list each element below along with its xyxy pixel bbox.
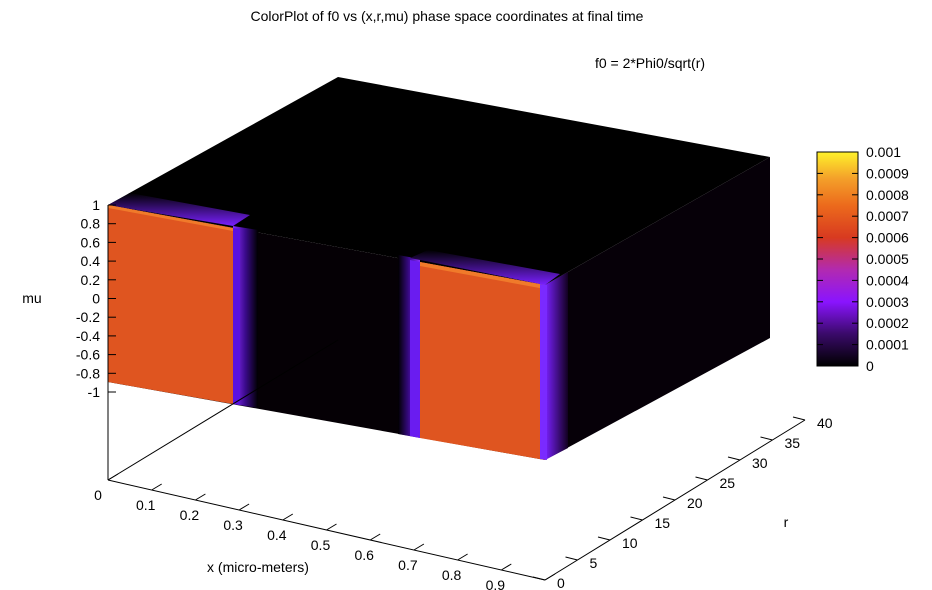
r-tick-mark	[630, 516, 643, 521]
colorbar-ticks: 0.001 0.0009 0.0008 0.0007 0.0006 0.0005 0.000…	[817, 144, 909, 374]
r-tick-mark	[662, 496, 676, 501]
r-tick-mark	[565, 556, 578, 561]
chart-title: ColorPlot of f0 vs (x,r,mu) phase space …	[251, 8, 644, 24]
box-right-face	[545, 157, 770, 460]
x-tick-mark	[369, 533, 381, 541]
mu-tick-label: 0.4	[81, 253, 101, 269]
r-tick-mark	[597, 536, 611, 541]
r-tick-label: 25	[720, 475, 736, 491]
colorbar-tick-label: 0.0002	[866, 315, 909, 331]
mu-tick-label: -0.4	[76, 328, 100, 344]
mu-tick-label: -0.2	[76, 309, 100, 325]
right-block-top-glow	[410, 250, 560, 285]
x-tick-mark	[107, 473, 119, 481]
x-tick-mark	[501, 563, 512, 571]
right-region-block	[420, 262, 545, 460]
r-tick-mark	[695, 476, 708, 481]
r-tick-mark	[792, 416, 806, 421]
r-tick-label: 0	[557, 575, 565, 590]
r-tick-label: 10	[622, 535, 638, 551]
x-tick-mark	[326, 523, 337, 531]
colorbar-tick-label: 0.0004	[866, 272, 909, 288]
mu-ticks: 1 0.8 0.6 0.4 0.2 0 -0.2 -0.4 -0.6 -0.8 -1	[76, 197, 116, 400]
colorbar-tick-label: 0.0006	[866, 230, 909, 246]
mu-axis-label: mu	[22, 290, 41, 306]
mu-tick-label: -1	[88, 384, 101, 400]
r-tick-label: 5	[590, 555, 598, 571]
x-tick-mark	[238, 503, 250, 511]
x-tick-label: 0.5	[311, 537, 331, 553]
mu-tick-label: 0.8	[81, 216, 101, 232]
r-tick-mark	[760, 436, 773, 441]
box-top-surface	[108, 77, 770, 285]
right-region-outer-edge	[540, 284, 547, 460]
left-region-edge	[108, 205, 233, 231]
r-axis-label: r	[784, 514, 789, 530]
x-tick-mark	[544, 573, 556, 581]
x-tick-mark	[457, 553, 468, 561]
left-region-block	[108, 205, 233, 404]
r-tick-label: 35	[785, 435, 801, 451]
x-tick-label: 0	[94, 487, 102, 503]
r-tick-label: 30	[752, 455, 768, 471]
colorbar-tick-label: 0.001	[866, 144, 901, 160]
r-tick-label: 40	[817, 415, 833, 431]
colorbar	[816, 151, 859, 367]
mu-tick-label: 1	[92, 197, 100, 213]
mu-tick-label: -0.6	[76, 347, 100, 363]
left-region-blue-edge	[233, 228, 240, 405]
x-tick-mark	[413, 543, 425, 551]
r-ticks: 0 5 10 15 20 25 30 35 40	[532, 415, 833, 590]
x-tick-label: 0.9	[486, 577, 506, 590]
r-tick-mark	[532, 576, 546, 581]
x-ticks: 0 0.1 0.2 0.3 0.4 0.5 0.6 0.7 0.8 0.9 1	[94, 473, 556, 590]
x-tick-label: 0.4	[267, 527, 287, 543]
mu-tick-label: 0.2	[81, 272, 101, 288]
colorbar-tick-label: 0.0001	[866, 337, 909, 353]
x-tick-mark	[195, 493, 206, 501]
right-region-edge	[420, 262, 545, 289]
colorbar-tick-label: 0.0009	[866, 165, 909, 181]
formula-annotation: f0 = 2*Phi0/sqrt(r)	[595, 55, 705, 71]
x-tick-label: 1	[535, 587, 543, 590]
mu-tick-label: 0.6	[81, 234, 101, 250]
colorbar-tick-label: 0.0007	[866, 208, 909, 224]
r-tick-label: 15	[655, 515, 671, 531]
right-region-blue-edge	[410, 260, 420, 438]
colorbar-tick-label: 0.0005	[866, 251, 909, 267]
colorbar-tick-label: 0.0003	[866, 294, 909, 310]
x-tick-mark	[282, 513, 294, 521]
x-axis-label: x (micro-meters)	[207, 559, 309, 575]
x-tick-label: 0.8	[442, 567, 462, 583]
x-tick-label: 0.1	[136, 497, 156, 513]
x-tick-label: 0.7	[398, 557, 418, 573]
colorbar-tick-label: 0.0008	[866, 187, 909, 203]
right-side-glow	[545, 272, 568, 460]
back-left-floor-edge	[107, 339, 339, 481]
x-tick-mark	[151, 483, 162, 491]
r-tick-label: 20	[687, 495, 703, 511]
x-tick-label: 0.2	[180, 507, 200, 523]
left-block-top-glow	[108, 193, 250, 226]
colorbar-tick-label: 0	[866, 358, 874, 374]
mu-tick-label: -0.8	[76, 365, 100, 381]
mu-tick-label: 0	[92, 291, 100, 307]
x-tick-label: 0.6	[354, 547, 374, 563]
r-tick-mark	[727, 456, 741, 461]
x-tick-label: 0.3	[223, 517, 243, 533]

···

• [SHORT TASK]
Format the lines of the records above, starting at the line that contains "516, 643, 521]" and ending at the line that contains "77, 770, 285]", as a JSON list of strings with one string per line and blank lines omitted.

• [WRITTEN RESPONSE]
[
  "r-tick-mark\t[630, 516, 643, 521]",
  "colorbar-ticks: 0.001 0.0009 0.0008 0.0007 0.0006 0.0005 0.000…\t[817, 144, 909, 374]",
  "r-tick-mark\t[662, 496, 676, 501]",
  "r-tick-mark\t[565, 556, 578, 561]",
  "chart-title: ColorPlot of f0 vs (x,r,mu) phase space …\t[251, 8, 644, 24]",
  "box-right-face\t[545, 157, 770, 460]",
  "x-tick-mark\t[369, 533, 381, 541]",
  "mu-tick-label: 0.4\t[81, 253, 101, 269]",
  "r-tick-mark\t[597, 536, 611, 541]",
  "r-tick-label: 25\t[720, 475, 736, 491]",
  "colorbar-tick-label: 0.0002\t[866, 315, 909, 331]",
  "mu-tick-label: -0.4\t[76, 328, 100, 344]",
  "mu-tick-label: -0.2\t[76, 309, 100, 325]",
  "right-block-top-glow\t[410, 250, 560, 285]",
  "x-tick-mark\t[107, 473, 119, 481]",
  "x-tick-mark\t[501, 563, 512, 571]",
  "right-region-block\t[420, 262, 545, 460]",
  "r-tick-mark\t[695, 476, 708, 481]",
  "r-tick-mark\t[792, 416, 806, 421]",
  "r-tick-label: 0\t[557, 575, 565, 590]",
  "r-tick-label: 10\t[622, 535, 638, 551]",
  "x-tick-mark\t[326, 523, 337, 531]",
  "colorbar-tick-label: 0.0004\t[866, 272, 909, 288]",
  "mu-ticks: 1 0.8 0.6 0.4 0.2 0 -0.2 -0.4 -0.6 -0.8 -1\t[76, 197, 116, 400]",
  "colorbar-tick-label: 0.0006\t[866, 230, 909, 246]",
  "mu-axis-label: mu\t[22, 290, 41, 306]",
  "mu-tick-label: -1\t[88, 384, 101, 400]",
  "r-tick-label: 5\t[590, 555, 598, 571]",
  "x-tick-mark\t[238, 503, 250, 511]",
  "x-tick-label: 0.5\t[311, 537, 331, 553]",
  "mu-tick-label: 0.8\t[81, 216, 101, 232]",
  "r-tick-mark\t[760, 436, 773, 441]",
  "box-top-surface\t[108, 77, 770, 285]"
]